--- Work instructions ---
Return every line of the material exactly.

--- Material provided ---
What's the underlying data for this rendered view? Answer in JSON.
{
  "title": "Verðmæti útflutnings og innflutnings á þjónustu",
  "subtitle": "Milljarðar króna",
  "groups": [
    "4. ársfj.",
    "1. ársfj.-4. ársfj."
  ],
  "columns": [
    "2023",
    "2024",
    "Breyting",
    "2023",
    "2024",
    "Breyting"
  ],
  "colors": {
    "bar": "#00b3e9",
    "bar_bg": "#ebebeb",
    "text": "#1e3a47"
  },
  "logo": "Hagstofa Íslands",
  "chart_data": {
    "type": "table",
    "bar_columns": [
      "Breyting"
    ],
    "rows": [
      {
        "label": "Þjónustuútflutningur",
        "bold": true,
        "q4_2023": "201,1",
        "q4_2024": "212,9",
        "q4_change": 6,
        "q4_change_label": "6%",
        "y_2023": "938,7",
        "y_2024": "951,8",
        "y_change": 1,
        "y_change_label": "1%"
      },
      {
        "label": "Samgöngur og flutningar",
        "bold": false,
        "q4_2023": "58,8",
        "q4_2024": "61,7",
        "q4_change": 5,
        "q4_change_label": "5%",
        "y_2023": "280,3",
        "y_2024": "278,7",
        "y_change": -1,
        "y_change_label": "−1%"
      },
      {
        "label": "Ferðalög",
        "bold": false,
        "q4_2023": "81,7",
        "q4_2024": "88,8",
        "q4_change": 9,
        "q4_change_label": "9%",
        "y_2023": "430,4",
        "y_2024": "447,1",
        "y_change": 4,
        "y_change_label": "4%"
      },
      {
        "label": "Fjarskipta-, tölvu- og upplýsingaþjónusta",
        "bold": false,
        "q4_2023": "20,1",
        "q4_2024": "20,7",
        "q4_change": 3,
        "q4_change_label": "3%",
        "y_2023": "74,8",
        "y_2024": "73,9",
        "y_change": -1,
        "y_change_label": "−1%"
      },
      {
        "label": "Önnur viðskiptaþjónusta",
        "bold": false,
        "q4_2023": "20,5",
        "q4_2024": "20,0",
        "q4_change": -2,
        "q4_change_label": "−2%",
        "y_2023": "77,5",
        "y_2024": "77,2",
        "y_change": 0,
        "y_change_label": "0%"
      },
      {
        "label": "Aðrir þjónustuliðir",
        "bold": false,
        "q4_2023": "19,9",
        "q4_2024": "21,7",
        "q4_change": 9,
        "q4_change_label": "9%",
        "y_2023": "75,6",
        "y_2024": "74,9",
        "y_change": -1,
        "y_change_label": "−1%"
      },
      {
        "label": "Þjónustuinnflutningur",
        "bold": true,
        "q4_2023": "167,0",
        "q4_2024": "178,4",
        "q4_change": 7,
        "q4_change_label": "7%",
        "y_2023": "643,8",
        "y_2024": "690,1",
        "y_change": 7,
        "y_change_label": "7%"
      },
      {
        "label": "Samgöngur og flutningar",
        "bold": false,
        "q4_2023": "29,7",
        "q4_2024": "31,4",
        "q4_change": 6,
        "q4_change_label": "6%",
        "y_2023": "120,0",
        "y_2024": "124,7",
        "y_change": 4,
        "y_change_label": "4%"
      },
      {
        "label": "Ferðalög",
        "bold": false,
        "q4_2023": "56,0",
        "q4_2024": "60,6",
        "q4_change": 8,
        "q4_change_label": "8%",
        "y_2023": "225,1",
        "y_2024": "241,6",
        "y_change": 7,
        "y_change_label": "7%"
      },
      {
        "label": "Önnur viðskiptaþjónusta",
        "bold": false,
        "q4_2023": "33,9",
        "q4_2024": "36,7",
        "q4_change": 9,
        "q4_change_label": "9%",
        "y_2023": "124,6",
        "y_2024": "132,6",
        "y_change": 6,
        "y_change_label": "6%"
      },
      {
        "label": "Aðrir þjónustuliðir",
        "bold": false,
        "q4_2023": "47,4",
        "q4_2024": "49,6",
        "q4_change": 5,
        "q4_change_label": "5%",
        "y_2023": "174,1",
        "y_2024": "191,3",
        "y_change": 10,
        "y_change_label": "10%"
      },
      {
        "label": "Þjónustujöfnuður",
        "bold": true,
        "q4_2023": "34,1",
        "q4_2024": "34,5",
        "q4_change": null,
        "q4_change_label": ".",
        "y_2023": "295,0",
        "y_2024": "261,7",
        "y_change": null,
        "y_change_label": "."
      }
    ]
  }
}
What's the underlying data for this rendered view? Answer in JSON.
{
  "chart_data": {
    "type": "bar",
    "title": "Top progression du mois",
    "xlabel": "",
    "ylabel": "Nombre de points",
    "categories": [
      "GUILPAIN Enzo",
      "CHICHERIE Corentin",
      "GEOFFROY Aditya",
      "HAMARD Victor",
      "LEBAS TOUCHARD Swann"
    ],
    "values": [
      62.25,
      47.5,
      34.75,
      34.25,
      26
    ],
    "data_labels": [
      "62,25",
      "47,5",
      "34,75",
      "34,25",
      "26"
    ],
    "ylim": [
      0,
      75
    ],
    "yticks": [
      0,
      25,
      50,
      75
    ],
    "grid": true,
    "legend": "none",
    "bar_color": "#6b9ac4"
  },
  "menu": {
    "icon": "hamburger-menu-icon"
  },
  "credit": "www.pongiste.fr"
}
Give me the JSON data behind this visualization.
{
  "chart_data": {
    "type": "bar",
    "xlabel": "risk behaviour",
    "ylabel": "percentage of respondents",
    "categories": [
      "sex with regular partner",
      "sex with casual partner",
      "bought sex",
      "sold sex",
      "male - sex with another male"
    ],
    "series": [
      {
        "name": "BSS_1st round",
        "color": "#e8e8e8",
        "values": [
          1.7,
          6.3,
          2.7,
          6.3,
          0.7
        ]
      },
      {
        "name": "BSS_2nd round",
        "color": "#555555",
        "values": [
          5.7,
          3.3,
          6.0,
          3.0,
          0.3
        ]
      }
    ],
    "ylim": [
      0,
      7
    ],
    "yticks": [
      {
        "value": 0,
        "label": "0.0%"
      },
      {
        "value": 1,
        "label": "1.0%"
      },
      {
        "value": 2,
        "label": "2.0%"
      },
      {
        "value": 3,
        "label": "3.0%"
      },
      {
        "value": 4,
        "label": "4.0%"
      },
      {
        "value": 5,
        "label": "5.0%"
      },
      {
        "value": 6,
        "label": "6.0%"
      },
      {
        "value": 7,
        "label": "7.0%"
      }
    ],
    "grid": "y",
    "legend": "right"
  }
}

--- Exercise response ---
What's the underlying data for this rendered view? Answer in JSON.
{
  "title": "Verðmæti útflutnings og innflutnings á þjónustu",
  "subtitle": "Milljarðar króna",
  "groups": [
    "4. ársfj.",
    "1. ársfj.-4. ársfj."
  ],
  "columns": [
    "2023",
    "2024",
    "Breyting",
    "2023",
    "2024",
    "Breyting"
  ],
  "colors": {
    "bar": "#00b3e9",
    "bar_bg": "#ebebeb",
    "text": "#1e3a47"
  },
  "logo": "Hagstofa Íslands",
  "chart_data": {
    "type": "table",
    "bar_columns": [
      "Breyting"
    ],
    "rows": [
      {
        "label": "Þjónustuútflutningur",
        "bold": true,
        "q4_2023": "201,1",
        "q4_2024": "212,9",
        "q4_change": 6,
        "q4_change_label": "6%",
        "y_2023": "938,7",
        "y_2024": "951,8",
        "y_change": 1,
        "y_change_label": "1%"
      },
      {
        "label": "Samgöngur og flutningar",
        "bold": false,
        "q4_2023": "58,8",
        "q4_2024": "61,7",
        "q4_change": 5,
        "q4_change_label": "5%",
        "y_2023": "280,3",
        "y_2024": "278,7",
        "y_change": -1,
        "y_change_label": "−1%"
      },
      {
        "label": "Ferðalög",
        "bold": false,
        "q4_2023": "81,7",
        "q4_2024": "88,8",
        "q4_change": 9,
        "q4_change_label": "9%",
        "y_2023": "430,4",
        "y_2024": "447,1",
        "y_change": 4,
        "y_change_label": "4%"
      },
      {
        "label": "Fjarskipta-, tölvu- og upplýsingaþjónusta",
        "bold": false,
        "q4_2023": "20,1",
        "q4_2024": "20,7",
        "q4_change": 3,
        "q4_change_label": "3%",
        "y_2023": "74,8",
        "y_2024": "73,9",
        "y_change": -1,
        "y_change_label": "−1%"
      },
      {
        "label": "Önnur viðskiptaþjónusta",
        "bold": false,
        "q4_2023": "20,5",
        "q4_2024": "20,0",
        "q4_change": -2,
        "q4_change_label": "−2%",
        "y_2023": "77,5",
        "y_2024": "77,2",
        "y_change": 0,
        "y_change_label": "0%"
      },
      {
        "label": "Aðrir þjónustuliðir",
        "bold": false,
        "q4_2023": "19,9",
        "q4_2024": "21,7",
        "q4_change": 9,
        "q4_change_label": "9%",
        "y_2023": "75,6",
        "y_2024": "74,9",
        "y_change": -1,
        "y_change_label": "−1%"
      },
      {
        "label": "Þjónustuinnflutningur",
        "bold": true,
        "q4_2023": "167,0",
        "q4_2024": "178,4",
        "q4_change": 7,
        "q4_change_label": "7%",
        "y_2023": "643,8",
        "y_2024": "690,1",
        "y_change": 7,
        "y_change_label": "7%"
      },
      {
        "label": "Samgöngur og flutningar",
        "bold": false,
        "q4_2023": "29,7",
        "q4_2024": "31,4",
        "q4_change": 6,
        "q4_change_label": "6%",
        "y_2023": "120,0",
        "y_2024": "124,7",
        "y_change": 4,
        "y_change_label": "4%"
      },
      {
        "label": "Ferðalög",
        "bold": false,
        "q4_2023": "56,0",
        "q4_2024": "60,6",
        "q4_change": 8,
        "q4_change_label": "8%",
        "y_2023": "225,1",
        "y_2024": "241,6",
        "y_change": 7,
        "y_change_label": "7%"
      },
      {
        "label": "Önnur viðskiptaþjónusta",
        "bold": false,
        "q4_2023": "33,9",
        "q4_2024": "36,7",
        "q4_change": 9,
        "q4_change_label": "9%",
        "y_2023": "124,6",
        "y_2024": "132,6",
        "y_change": 6,
        "y_change_label": "6%"
      },
      {
        "label": "Aðrir þjónustuliðir",
        "bold": false,
        "q4_2023": "47,4",
        "q4_2024": "49,6",
        "q4_change": 5,
        "q4_change_label": "5%",
        "y_2023": "174,1",
        "y_2024": "191,3",
        "y_change": 10,
        "y_change_label": "10%"
      },
      {
        "label": "Þjónustujöfnuður",
        "bold": true,
        "q4_2023": "34,1",
        "q4_2024": "34,5",
        "q4_change": null,
        "q4_change_label": ".",
        "y_2023": "295,0",
        "y_2024": "261,7",
        "y_change": null,
        "y_change_label": "."
      }
    ]
  }
}
What's the underlying data for this rendered view? Answer in JSON.
{
  "chart_data": {
    "type": "bar",
    "title": "Top progression du mois",
    "xlabel": "",
    "ylabel": "Nombre de points",
    "categories": [
      "GUILPAIN Enzo",
      "CHICHERIE Corentin",
      "GEOFFROY Aditya",
      "HAMARD Victor",
      "LEBAS TOUCHARD Swann"
    ],
    "values": [
      62.25,
      47.5,
      34.75,
      34.25,
      26
    ],
    "data_labels": [
      "62,25",
      "47,5",
      "34,75",
      "34,25",
      "26"
    ],
    "ylim": [
      0,
      75
    ],
    "yticks": [
      0,
      25,
      50,
      75
    ],
    "grid": true,
    "legend": "none",
    "bar_color": "#6b9ac4"
  },
  "menu": {
    "icon": "hamburger-menu-icon"
  },
  "credit": "www.pongiste.fr"
}
Give me the JSON data behind this visualization.
{
  "chart_data": {
    "type": "bar",
    "xlabel": "risk behaviour",
    "ylabel": "percentage of respondents",
    "categories": [
      "sex with regular partner",
      "sex with casual partner",
      "bought sex",
      "sold sex",
      "male - sex with another male"
    ],
    "series": [
      {
        "name": "BSS_1st round",
        "color": "#e8e8e8",
        "values": [
          1.7,
          6.3,
          2.7,
          6.3,
          0.7
        ]
      },
      {
        "name": "BSS_2nd round",
        "color": "#555555",
        "values": [
          5.7,
          3.3,
          6.0,
          3.0,
          0.3
        ]
      }
    ],
    "ylim": [
      0,
      7
    ],
    "yticks": [
      {
        "value": 0,
        "label": "0.0%"
      },
      {
        "value": 1,
        "label": "1.0%"
      },
      {
        "value": 2,
        "label": "2.0%"
      },
      {
        "value": 3,
        "label": "3.0%"
      },
      {
        "value": 4,
        "label": "4.0%"
      },
      {
        "value": 5,
        "label": "5.0%"
      },
      {
        "value": 6,
        "label": "6.0%"
      },
      {
        "value": 7,
        "label": "7.0%"
      }
    ],
    "grid": "y",
    "legend": "right"
  }
}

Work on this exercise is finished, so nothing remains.